TASK
Identify each line below containing the string "WONG" and copy it.

EXTRACTED ENTRIES
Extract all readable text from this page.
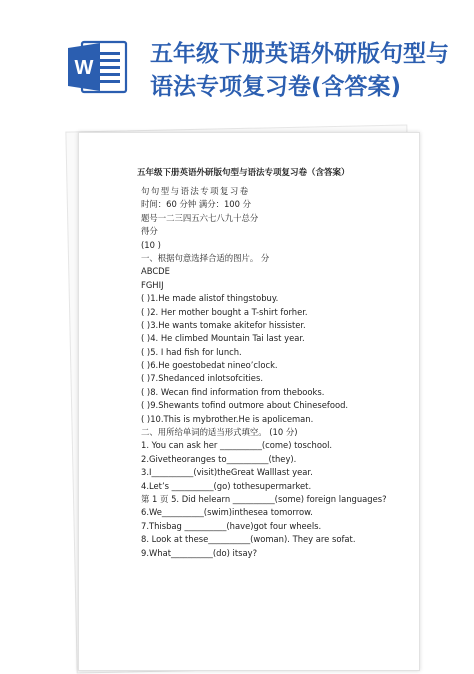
W
五年级下册英语外研版句型与
语法专项复习卷(含答案)
五年级下册英语外研版句型与语法专项复习卷（含答案）
句句型与语法专项复习卷
时间：60 分钟 满分：100 分
题号一二三四五六七八九十总分
得分
(10 )
一、根据句意选择合适的图片。 分
ABCDE
FGHIJ
( )1.He made alistof thingstobuy.
( )2. Her mother bought a T-shirt forher.
( )3.He wants tomake akitefor hissister.
( )4. He climbed Mountain Tai last year.
( )5. I had fish for lunch.
( )6.He goestobedat nineo’clock.
( )7.Shedanced inlotsofcities.
( )8. Wecan find information from thebooks.
( )9.Shewants tofind outmore about Chinesefood.
( )10.This is mybrother.He is apoliceman.
二、用所给单词的适当形式填空。 (10 分)
1. You can ask her __________(come) toschool.
2.Givetheoranges to__________(they).
3.I__________(visit)theGreat Walllast year.
4.Let’s __________(go) tothesupermarket.
第 1 页 5. Did helearn __________(some) foreign languages?
6.We__________(swim)inthesea tomorrow.
7.Thisbag __________(have)got four wheels.
8. Look at these__________(woman). They are sofat.
9.What__________(do) itsay?
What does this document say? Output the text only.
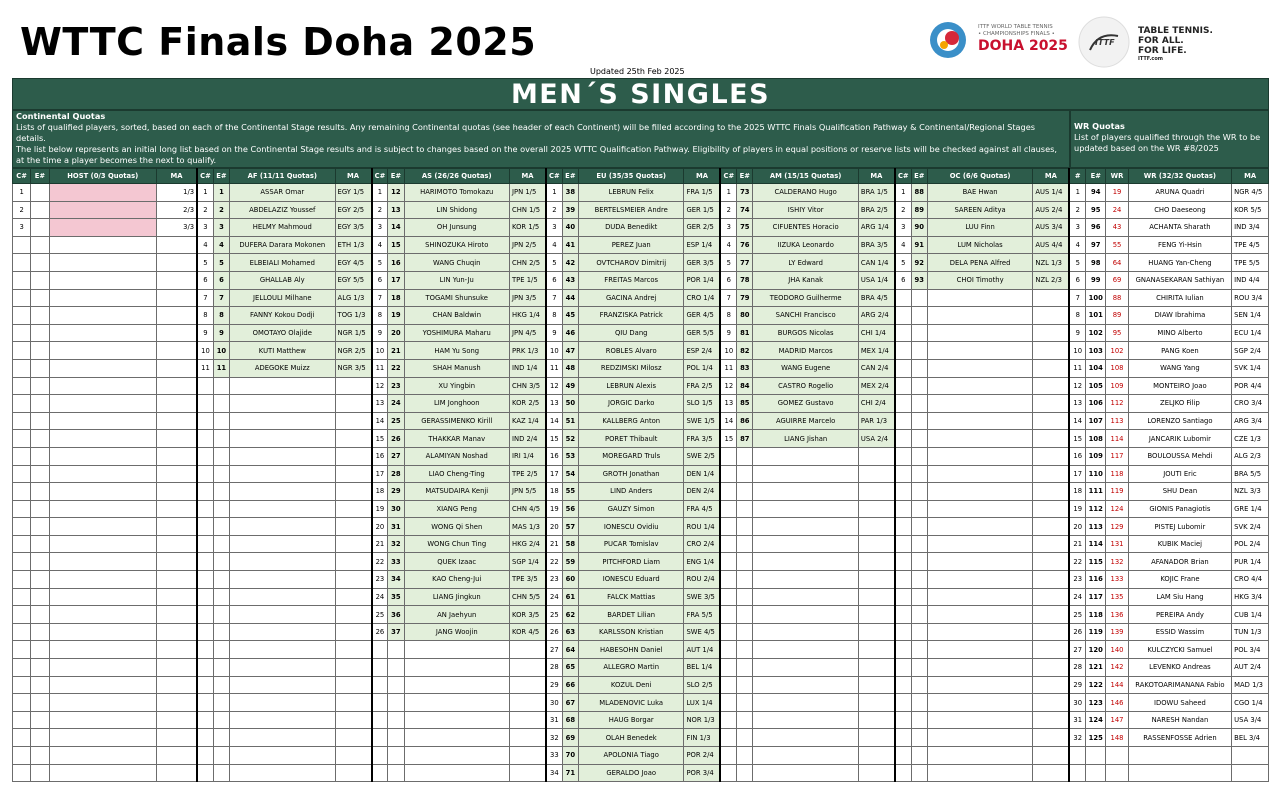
WTTC Finals Doha 2025
Updated 25th Feb 2025
ITTF WORLD TABLE TENNIS
• CHAMPIONSHIPS FINALS •
DOHA 2025	ITTF
TABLE TENNIS.
FOR ALL.
FOR LIFE.
ITTF.com
MEN´S SINGLES
Continental Quotas
Lists of qualified players, sorted, based on each of the Continental Stage results. Any remaining Continental quotas (see header of each Continent) will be filled according to the 2025 WTTC Finals Qualification Pathway & Continental/Regional Stages details.
The list below represents an initial long list based on the Continental Stage results and is subject to changes based on the overall 2025 WTTC Qualification Pathway. Eligibility of players in equal positions or reserve lists will be checked against all clauses, at the time a player becomes the next to qualify.
WR Quotas
List of players qualified through the WR to be updated based on the WR #8/2025
C#	E#	HOST (0/3 Quotas)	MA	C#	E#	AF (11/11 Quotas)	MA	C#	E#	AS (26/26 Quotas)	MA	C#	E#	EU (35/35 Quotas)	MA	C#	E#	AM (15/15 Quotas)	MA	C#	E#	OC (6/6 Quotas)	MA	#	E#	WR	WR (32/32 Quotas)	MA
1			1/3	1	1	ASSAR Omar	EGY 1/5	1	12	HARIMOTO Tomokazu	JPN 1/5	1	38	LEBRUN Felix	FRA 1/5	1	73	CALDERANO Hugo	BRA 1/5	1	88	BAE Hwan	AUS 1/4	1	94	19	ARUNA Quadri	NGR 4/5
2			2/3	2	2	ABDELAZIZ Youssef	EGY 2/5	2	13	LIN Shidong	CHN 1/5	2	39	BERTELSMEIER Andre	GER 1/5	2	74	ISHIY Vitor	BRA 2/5	2	89	SAREEN Aditya	AUS 2/4	2	95	24	CHO Daeseong	KOR 5/5
3			3/3	3	3	HELMY Mahmoud	EGY 3/5	3	14	OH Junsung	KOR 1/5	3	40	DUDA Benedikt	GER 2/5	3	75	CIFUENTES Horacio	ARG 1/4	3	90	LUU Finn	AUS 3/4	3	96	43	ACHANTA Sharath	IND 3/4
				4	4	DUFERA Darara Mokonen	ETH 1/3	4	15	SHINOZUKA Hiroto	JPN 2/5	4	41	PEREZ Juan	ESP 1/4	4	76	IIZUKA Leonardo	BRA 3/5	4	91	LUM Nicholas	AUS 4/4	4	97	55	FENG Yi-Hsin	TPE 4/5
				5	5	ELBEIALI Mohamed	EGY 4/5	5	16	WANG Chuqin	CHN 2/5	5	42	OVTCHAROV Dimitrij	GER 3/5	5	77	LY Edward	CAN 1/4	5	92	DELA PENA Alfred	NZL 1/3	5	98	64	HUANG Yan-Cheng	TPE 5/5
				6	6	GHALLAB Aly	EGY 5/5	6	17	LIN Yun-Ju	TPE 1/5	6	43	FREITAS Marcos	POR 1/4	6	78	JHA Kanak	USA 1/4	6	93	CHOI Timothy	NZL 2/3	6	99	69	GNANASEKARAN Sathiyan	IND 4/4
				7	7	JELLOULI Milhane	ALG 1/3	7	18	TOGAMI Shunsuke	JPN 3/5	7	44	GACINA Andrej	CRO 1/4	7	79	TEODORO Guilherme	BRA 4/5					7	100	88	CHIRITA Iulian	ROU 3/4
				8	8	FANNY Kokou Dodji	TOG 1/3	8	19	CHAN Baldwin	HKG 1/4	8	45	FRANZISKA Patrick	GER 4/5	8	80	SANCHI Francisco	ARG 2/4					8	101	89	DIAW Ibrahima	SEN 1/4
				9	9	OMOTAYO Olajide	NGR 1/5	9	20	YOSHIMURA Maharu	JPN 4/5	9	46	QIU Dang	GER 5/5	9	81	BURGOS Nicolas	CHI 1/4					9	102	95	MINO Alberto	ECU 1/4
				10	10	KUTI Matthew	NGR 2/5	10	21	HAM Yu Song	PRK 1/3	10	47	ROBLES Alvaro	ESP 2/4	10	82	MADRID Marcos	MEX 1/4					10	103	102	PANG Koen	SGP 2/4
				11	11	ADEGOKE Muizz	NGR 3/5	11	22	SHAH Manush	IND 1/4	11	48	REDZIMSKI Milosz	POL 1/4	11	83	WANG Eugene	CAN 2/4					11	104	108	WANG Yang	SVK 1/4
								12	23	XU Yingbin	CHN 3/5	12	49	LEBRUN Alexis	FRA 2/5	12	84	CASTRO Rogelio	MEX 2/4					12	105	109	MONTEIRO Joao	POR 4/4
								13	24	LIM Jonghoon	KOR 2/5	13	50	JORGIC Darko	SLO 1/5	13	85	GOMEZ Gustavo	CHI 2/4					13	106	112	ZELJKO Filip	CRO 3/4
								14	25	GERASSIMENKO Kirill	KAZ 1/4	14	51	KALLBERG Anton	SWE 1/5	14	86	AGUIRRE Marcelo	PAR 1/3					14	107	113	LORENZO Santiago	ARG 3/4
								15	26	THAKKAR Manav	IND 2/4	15	52	PORET Thibault	FRA 3/5	15	87	LIANG Jishan	USA 2/4					15	108	114	JANCARIK Lubomir	CZE 1/3
								16	27	ALAMIYAN Noshad	IRI 1/4	16	53	MOREGARD Truls	SWE 2/5									16	109	117	BOULOUSSA Mehdi	ALG 2/3
								17	28	LIAO Cheng-Ting	TPE 2/5	17	54	GROTH Jonathan	DEN 1/4									17	110	118	JOUTI Eric	BRA 5/5
								18	29	MATSUDAIRA Kenji	JPN 5/5	18	55	LIND Anders	DEN 2/4									18	111	119	SHU Dean	NZL 3/3
								19	30	XIANG Peng	CHN 4/5	19	56	GAUZY Simon	FRA 4/5									19	112	124	GIONIS Panagiotis	GRE 1/4
								20	31	WONG Qi Shen	MAS 1/3	20	57	IONESCU Ovidiu	ROU 1/4									20	113	129	PISTEJ Lubomir	SVK 2/4
								21	32	WONG Chun Ting	HKG 2/4	21	58	PUCAR Tomislav	CRO 2/4									21	114	131	KUBIK Maciej	POL 2/4
								22	33	QUEK Izaac	SGP 1/4	22	59	PITCHFORD Liam	ENG 1/4									22	115	132	AFANADOR Brian	PUR 1/4
								23	34	KAO Cheng-Jui	TPE 3/5	23	60	IONESCU Eduard	ROU 2/4									23	116	133	KOJIC Frane	CRO 4/4
								24	35	LIANG Jingkun	CHN 5/5	24	61	FALCK Mattias	SWE 3/5									24	117	135	LAM Siu Hang	HKG 3/4
								25	36	AN Jaehyun	KOR 3/5	25	62	BARDET Lilian	FRA 5/5									25	118	136	PEREIRA Andy	CUB 1/4
								26	37	JANG Woojin	KOR 4/5	26	63	KARLSSON Kristian	SWE 4/5									26	119	139	ESSID Wassim	TUN 1/3
												27	64	HABESOHN Daniel	AUT 1/4									27	120	140	KULCZYCKI Samuel	POL 3/4
												28	65	ALLEGRO Martin	BEL 1/4									28	121	142	LEVENKO Andreas	AUT 2/4
												29	66	KOZUL Deni	SLO 2/5									29	122	144	RAKOTOARIMANANA Fabio	MAD 1/3
												30	67	MLADENOVIC Luka	LUX 1/4									30	123	146	IDOWU Saheed	CGO 1/4
												31	68	HAUG Borgar	NOR 1/3									31	124	147	NARESH Nandan	USA 3/4
												32	69	OLAH Benedek	FIN 1/3									32	125	148	RASSENFOSSE Adrien	BEL 3/4
												33	70	APOLONIA Tiago	POR 2/4													
												34	71	GERALDO Joao	POR 3/4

IN RESPONSE
								20	31	WONG Qi Shen	MAS 1/3	20	57	IONESCU Ovidiu	ROU 1/4									20	113	129	PISTEJ Lubomir	SVK 2/4
								21	32	WONG Chun Ting	HKG 2/4	21	58	PUCAR Tomislav	CRO 2/4									21	114	131	KUBIK Maciej	POL 2/4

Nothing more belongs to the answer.